What is being asked >> Each record that follows should be repeated exactly, minus any images.

>>

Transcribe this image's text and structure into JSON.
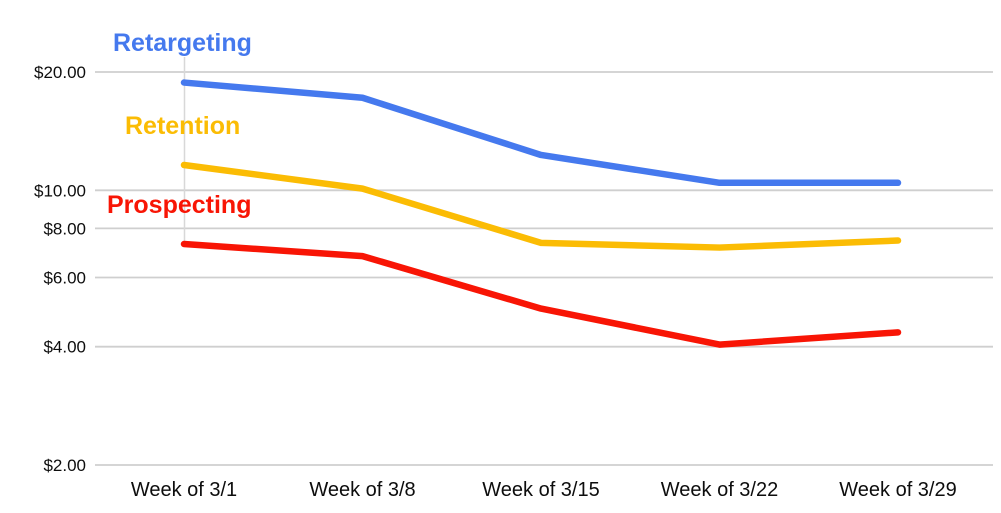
{
  "chart_data": {
    "type": "line",
    "title": "",
    "y_scale": "log",
    "currency": "$",
    "categories": [
      "Week of 3/1",
      "Week of 3/8",
      "Week of 3/15",
      "Week of 3/22",
      "Week of 3/29"
    ],
    "y_ticks": [
      {
        "label": "$2.00",
        "value": 2
      },
      {
        "label": "$4.00",
        "value": 4
      },
      {
        "label": "$6.00",
        "value": 6
      },
      {
        "label": "$8.00",
        "value": 8
      },
      {
        "label": "$10.00",
        "value": 10
      },
      {
        "label": "$20.00",
        "value": 20
      }
    ],
    "ylim": [
      2,
      22
    ],
    "grid": "horizontal",
    "legend_position": "inline-labels",
    "series": [
      {
        "name": "Retargeting",
        "color": "#4579EE",
        "values": [
          18.8,
          17.2,
          12.3,
          10.45,
          10.45
        ]
      },
      {
        "name": "Retention",
        "color": "#FBBC04",
        "values": [
          11.6,
          10.1,
          7.35,
          7.15,
          7.45
        ]
      },
      {
        "name": "Prospecting",
        "color": "#F81505",
        "values": [
          7.3,
          6.8,
          5.0,
          4.05,
          4.35
        ]
      }
    ],
    "colors": {
      "gridline": "#CFCFCF",
      "guide_line": "#D8D8D8",
      "tick_text": "#0d0d0d",
      "background": "#FFFFFF"
    }
  }
}
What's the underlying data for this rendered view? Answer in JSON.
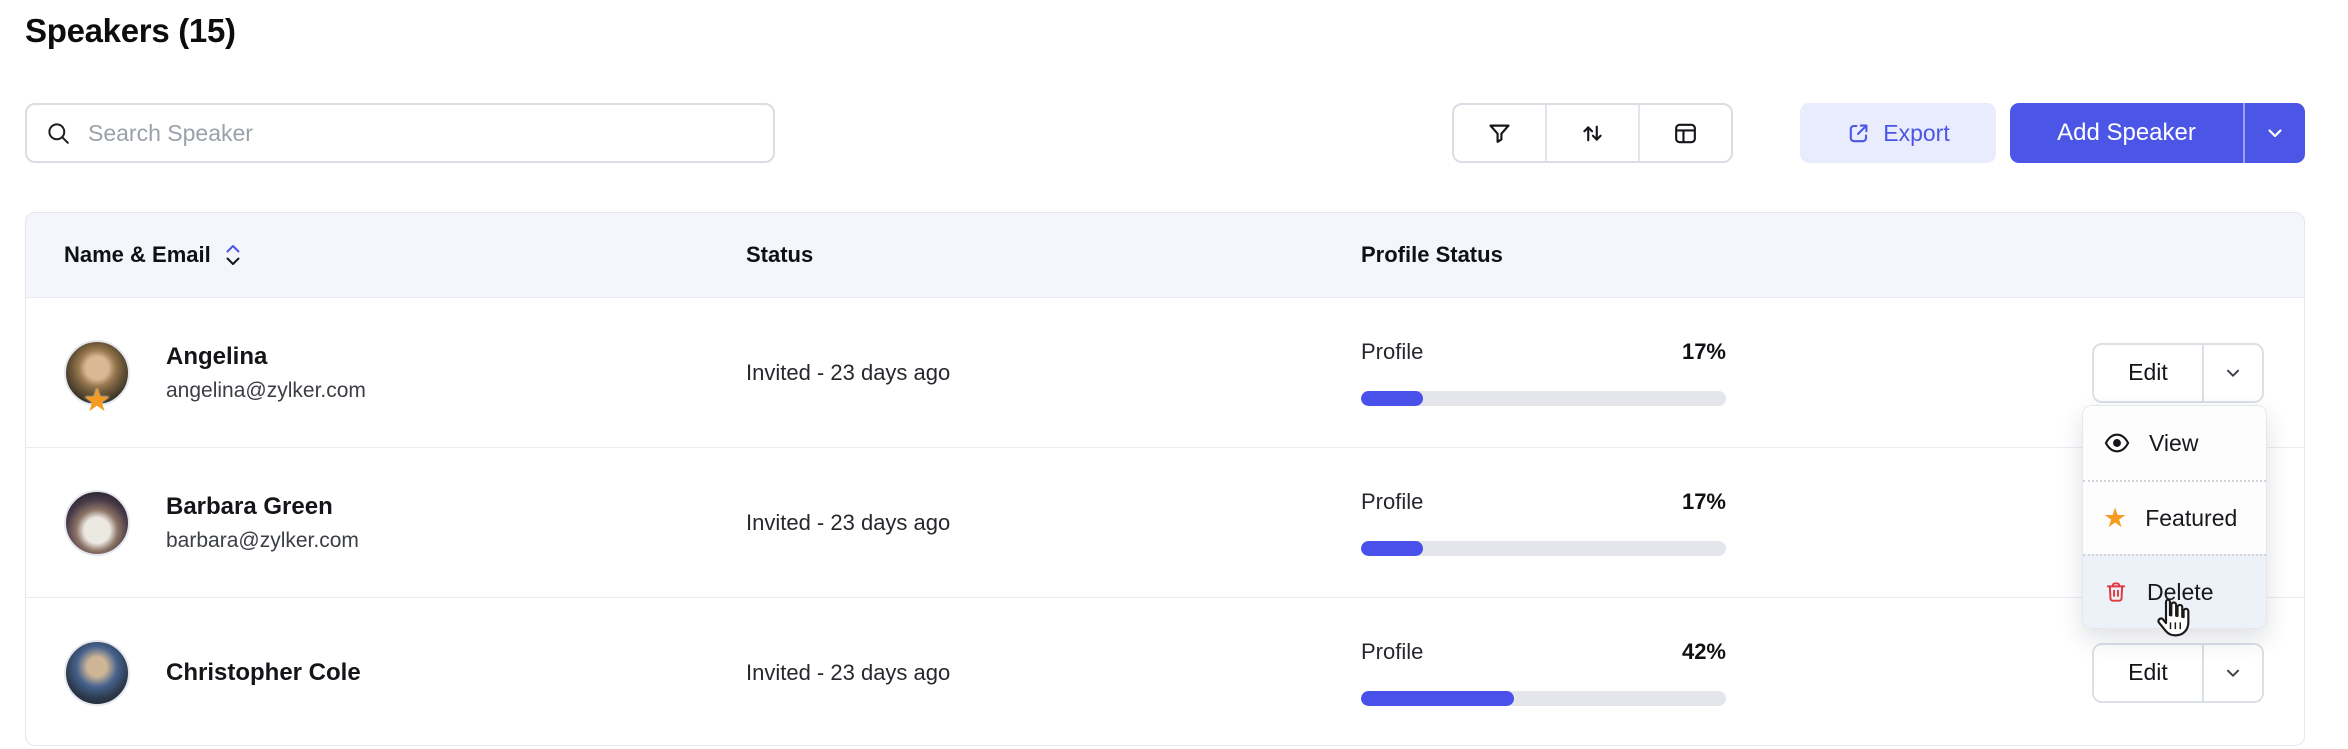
{
  "page": {
    "title": "Speakers (15)"
  },
  "toolbar": {
    "search_placeholder": "Search Speaker",
    "search_value": "",
    "filter_icon": "funnel-icon",
    "sort_icon": "sort-arrows-icon",
    "columns_icon": "columns-icon",
    "export_label": "Export",
    "add_speaker_label": "Add Speaker"
  },
  "table": {
    "columns": [
      {
        "label": "Name & Email",
        "sortable": true,
        "sort_state": "asc"
      },
      {
        "label": "Status"
      },
      {
        "label": "Profile Status"
      },
      {
        "label": ""
      }
    ],
    "rows": [
      {
        "name": "Angelina",
        "email": "angelina@zylker.com",
        "featured": true,
        "status": "Invited - 23 days ago",
        "profile_label": "Profile",
        "profile_percent": "17%",
        "progress": 17,
        "action_label": "Edit"
      },
      {
        "name": "Barbara Green",
        "email": "barbara@zylker.com",
        "featured": false,
        "status": "Invited - 23 days ago",
        "profile_label": "Profile",
        "profile_percent": "17%",
        "progress": 17,
        "action_label": "Edit"
      },
      {
        "name": "Christopher Cole",
        "email": "",
        "featured": false,
        "status": "Invited - 23 days ago",
        "profile_label": "Profile",
        "profile_percent": "42%",
        "progress": 42,
        "action_label": "Edit"
      }
    ]
  },
  "context_menu": {
    "open_for_row": "Barbara Green",
    "items": [
      {
        "label": "View",
        "icon": "eye-icon",
        "highlighted": false
      },
      {
        "label": "Featured",
        "icon": "star-icon",
        "highlighted": false
      },
      {
        "label": "Delete",
        "icon": "trash-icon",
        "highlighted": true
      }
    ]
  },
  "cursor": {
    "type": "hand-pointer",
    "over": "Delete"
  },
  "colors": {
    "accent": "#4B55E6",
    "accent_soft": "#E9ECFC",
    "progress_fill": "#4A50EA",
    "progress_track": "#E4E6EB",
    "star_orange": "#F79B1F",
    "danger_red": "#E2383F",
    "header_bg": "#F4F6FB",
    "menu_hover_bg": "#EDF1F8"
  }
}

<<

Written response >>
Transcribe this image's text and structure into JSON.
{
  "chart_data": {
    "type": "line",
    "title": "",
    "y_scale": "log",
    "currency": "$",
    "categories": [
      "Week of 3/1",
      "Week of 3/8",
      "Week of 3/15",
      "Week of 3/22",
      "Week of 3/29"
    ],
    "y_ticks": [
      {
        "label": "$2.00",
        "value": 2
      },
      {
        "label": "$4.00",
        "value": 4
      },
      {
        "label": "$6.00",
        "value": 6
      },
      {
        "label": "$8.00",
        "value": 8
      },
      {
        "label": "$10.00",
        "value": 10
      },
      {
        "label": "$20.00",
        "value": 20
      }
    ],
    "ylim": [
      2,
      22
    ],
    "grid": "horizontal",
    "legend_position": "inline-labels",
    "series": [
      {
        "name": "Retargeting",
        "color": "#4579EE",
        "values": [
          18.8,
          17.2,
          12.3,
          10.45,
          10.45
        ]
      },
      {
        "name": "Retention",
        "color": "#FBBC04",
        "values": [
          11.6,
          10.1,
          7.35,
          7.15,
          7.45
        ]
      },
      {
        "name": "Prospecting",
        "color": "#F81505",
        "values": [
          7.3,
          6.8,
          5.0,
          4.05,
          4.35
        ]
      }
    ],
    "colors": {
      "gridline": "#CFCFCF",
      "guide_line": "#D8D8D8",
      "tick_text": "#0d0d0d",
      "background": "#FFFFFF"
    }
  }
}
What's the underlying data for this rendered view? Answer in JSON.
{
  "page": {
    "title": "Speakers (15)"
  },
  "toolbar": {
    "search_placeholder": "Search Speaker",
    "search_value": "",
    "filter_icon": "funnel-icon",
    "sort_icon": "sort-arrows-icon",
    "columns_icon": "columns-icon",
    "export_label": "Export",
    "add_speaker_label": "Add Speaker"
  },
  "table": {
    "columns": [
      {
        "label": "Name & Email",
        "sortable": true,
        "sort_state": "asc"
      },
      {
        "label": "Status"
      },
      {
        "label": "Profile Status"
      },
      {
        "label": ""
      }
    ],
    "rows": [
      {
        "name": "Angelina",
        "email": "angelina@zylker.com",
        "featured": true,
        "status": "Invited - 23 days ago",
        "profile_label": "Profile",
        "profile_percent": "17%",
        "progress": 17,
        "action_label": "Edit"
      },
      {
        "name": "Barbara Green",
        "email": "barbara@zylker.com",
        "featured": false,
        "status": "Invited - 23 days ago",
        "profile_label": "Profile",
        "profile_percent": "17%",
        "progress": 17,
        "action_label": "Edit"
      },
      {
        "name": "Christopher Cole",
        "email": "",
        "featured": false,
        "status": "Invited - 23 days ago",
        "profile_label": "Profile",
        "profile_percent": "42%",
        "progress": 42,
        "action_label": "Edit"
      }
    ]
  },
  "context_menu": {
    "open_for_row": "Barbara Green",
    "items": [
      {
        "label": "View",
        "icon": "eye-icon",
        "highlighted": false
      },
      {
        "label": "Featured",
        "icon": "star-icon",
        "highlighted": false
      },
      {
        "label": "Delete",
        "icon": "trash-icon",
        "highlighted": true
      }
    ]
  },
  "cursor": {
    "type": "hand-pointer",
    "over": "Delete"
  },
  "colors": {
    "accent": "#4B55E6",
    "accent_soft": "#E9ECFC",
    "progress_fill": "#4A50EA",
    "progress_track": "#E4E6EB",
    "star_orange": "#F79B1F",
    "danger_red": "#E2383F",
    "header_bg": "#F4F6FB",
    "menu_hover_bg": "#EDF1F8"
  }
}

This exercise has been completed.